_PROBLEM STATEMENT_.
Copy each line of the records that holds the string "bank".

_DATA IN THIS EXERCISE_.
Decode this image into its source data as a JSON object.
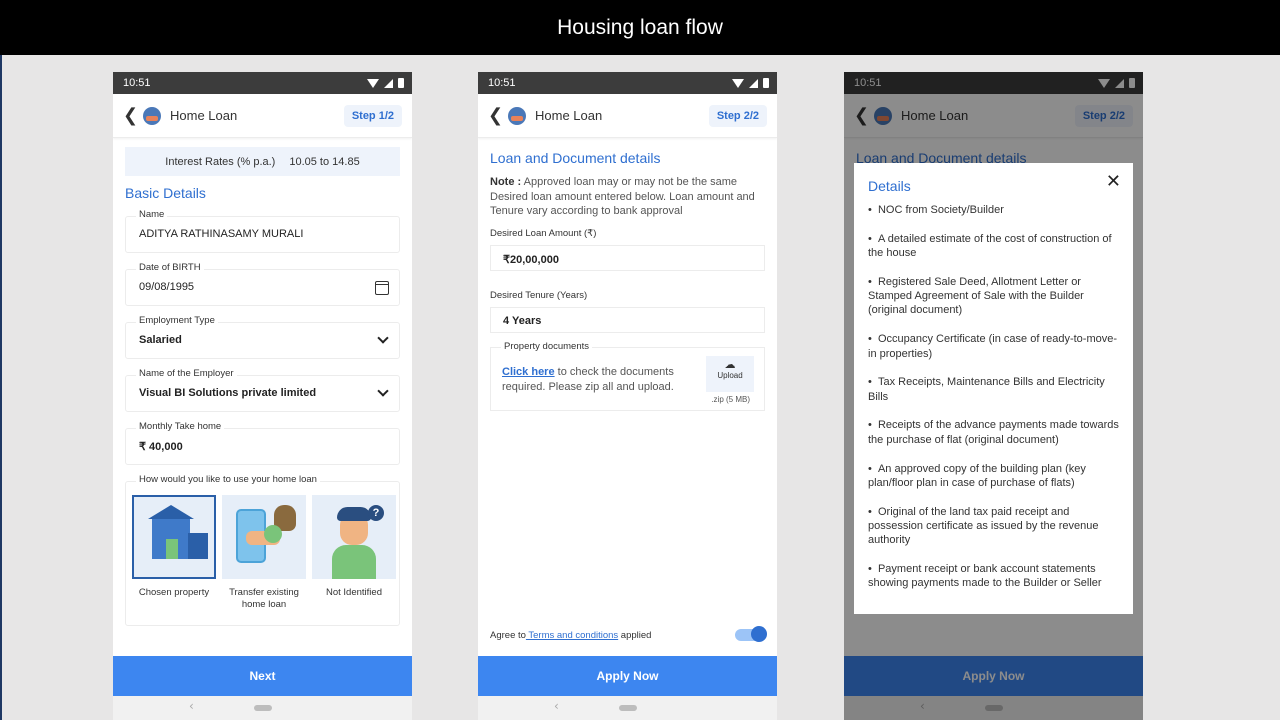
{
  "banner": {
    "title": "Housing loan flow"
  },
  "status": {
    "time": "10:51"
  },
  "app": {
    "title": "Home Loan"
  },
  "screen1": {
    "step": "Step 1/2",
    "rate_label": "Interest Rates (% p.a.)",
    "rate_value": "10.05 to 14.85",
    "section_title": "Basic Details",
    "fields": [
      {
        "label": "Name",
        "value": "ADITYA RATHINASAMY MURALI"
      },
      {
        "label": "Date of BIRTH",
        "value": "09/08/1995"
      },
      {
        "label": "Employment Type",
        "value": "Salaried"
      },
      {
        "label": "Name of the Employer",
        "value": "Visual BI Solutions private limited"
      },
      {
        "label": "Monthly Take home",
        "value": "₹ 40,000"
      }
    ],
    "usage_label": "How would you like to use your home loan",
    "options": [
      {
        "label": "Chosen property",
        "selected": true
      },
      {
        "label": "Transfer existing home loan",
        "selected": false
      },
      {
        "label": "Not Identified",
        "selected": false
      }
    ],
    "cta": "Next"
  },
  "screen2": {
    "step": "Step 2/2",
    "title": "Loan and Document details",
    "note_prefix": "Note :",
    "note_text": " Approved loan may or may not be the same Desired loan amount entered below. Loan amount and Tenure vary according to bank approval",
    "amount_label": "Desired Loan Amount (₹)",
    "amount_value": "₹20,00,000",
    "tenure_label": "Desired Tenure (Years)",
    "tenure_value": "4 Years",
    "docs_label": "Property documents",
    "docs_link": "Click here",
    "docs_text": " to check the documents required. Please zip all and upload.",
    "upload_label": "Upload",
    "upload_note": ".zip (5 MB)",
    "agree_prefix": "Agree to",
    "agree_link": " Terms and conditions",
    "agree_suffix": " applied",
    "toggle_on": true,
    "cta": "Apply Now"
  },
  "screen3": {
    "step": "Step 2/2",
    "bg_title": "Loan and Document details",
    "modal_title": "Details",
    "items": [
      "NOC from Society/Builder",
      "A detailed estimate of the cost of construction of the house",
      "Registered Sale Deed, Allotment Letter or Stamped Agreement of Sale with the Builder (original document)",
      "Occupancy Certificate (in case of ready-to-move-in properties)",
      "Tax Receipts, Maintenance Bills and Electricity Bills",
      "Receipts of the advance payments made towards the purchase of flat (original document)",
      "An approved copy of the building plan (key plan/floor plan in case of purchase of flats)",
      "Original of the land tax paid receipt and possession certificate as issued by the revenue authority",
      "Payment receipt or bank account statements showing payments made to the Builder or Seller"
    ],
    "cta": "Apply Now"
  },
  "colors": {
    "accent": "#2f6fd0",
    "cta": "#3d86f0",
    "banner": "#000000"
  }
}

==

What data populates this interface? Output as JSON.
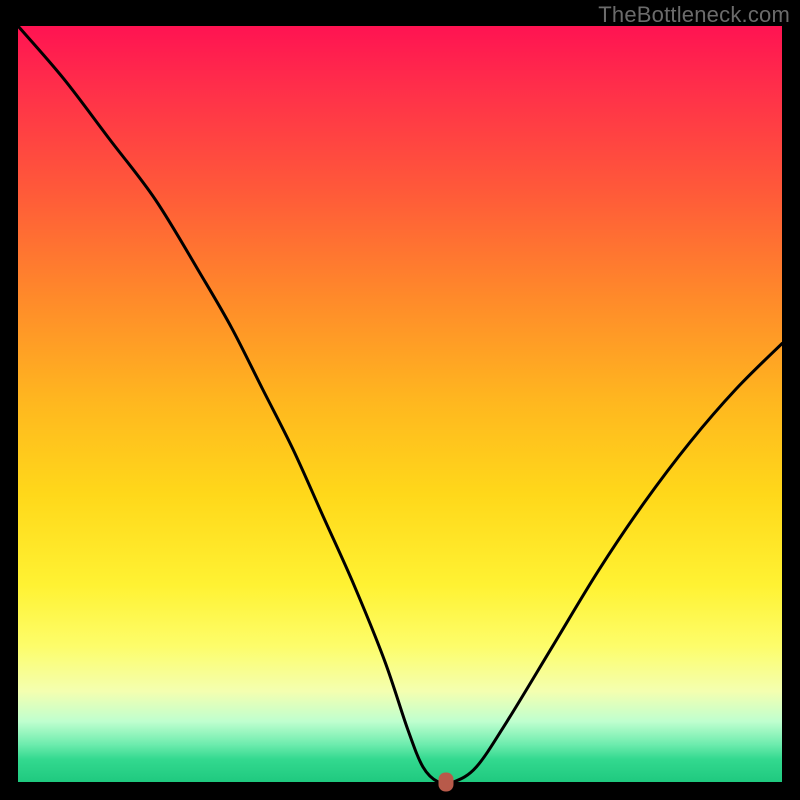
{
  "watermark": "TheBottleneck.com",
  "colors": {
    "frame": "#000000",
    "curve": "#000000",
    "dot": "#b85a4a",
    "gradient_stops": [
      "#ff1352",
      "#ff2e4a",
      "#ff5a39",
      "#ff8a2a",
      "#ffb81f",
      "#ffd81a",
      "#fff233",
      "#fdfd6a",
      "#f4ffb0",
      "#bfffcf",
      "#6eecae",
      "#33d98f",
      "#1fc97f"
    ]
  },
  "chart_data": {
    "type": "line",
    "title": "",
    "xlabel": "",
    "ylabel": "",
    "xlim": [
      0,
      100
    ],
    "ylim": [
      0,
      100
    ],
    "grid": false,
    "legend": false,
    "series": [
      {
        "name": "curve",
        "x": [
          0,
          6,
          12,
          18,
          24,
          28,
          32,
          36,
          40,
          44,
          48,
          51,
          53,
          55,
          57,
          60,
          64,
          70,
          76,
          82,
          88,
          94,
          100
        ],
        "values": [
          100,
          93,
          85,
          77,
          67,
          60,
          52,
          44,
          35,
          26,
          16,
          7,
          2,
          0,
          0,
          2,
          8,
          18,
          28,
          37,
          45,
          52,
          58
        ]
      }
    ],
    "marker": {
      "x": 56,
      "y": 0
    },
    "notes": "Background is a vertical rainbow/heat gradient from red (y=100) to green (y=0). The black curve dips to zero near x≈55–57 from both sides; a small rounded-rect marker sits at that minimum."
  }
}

_ANSWER TO THE EXERCISE_.
    "note_text": " Approved loan may or may not be the same Desired loan amount entered below. Loan amount and Tenure vary according to bank approval",
      "Payment receipt or bank account statements showing payments made to the Builder or Seller"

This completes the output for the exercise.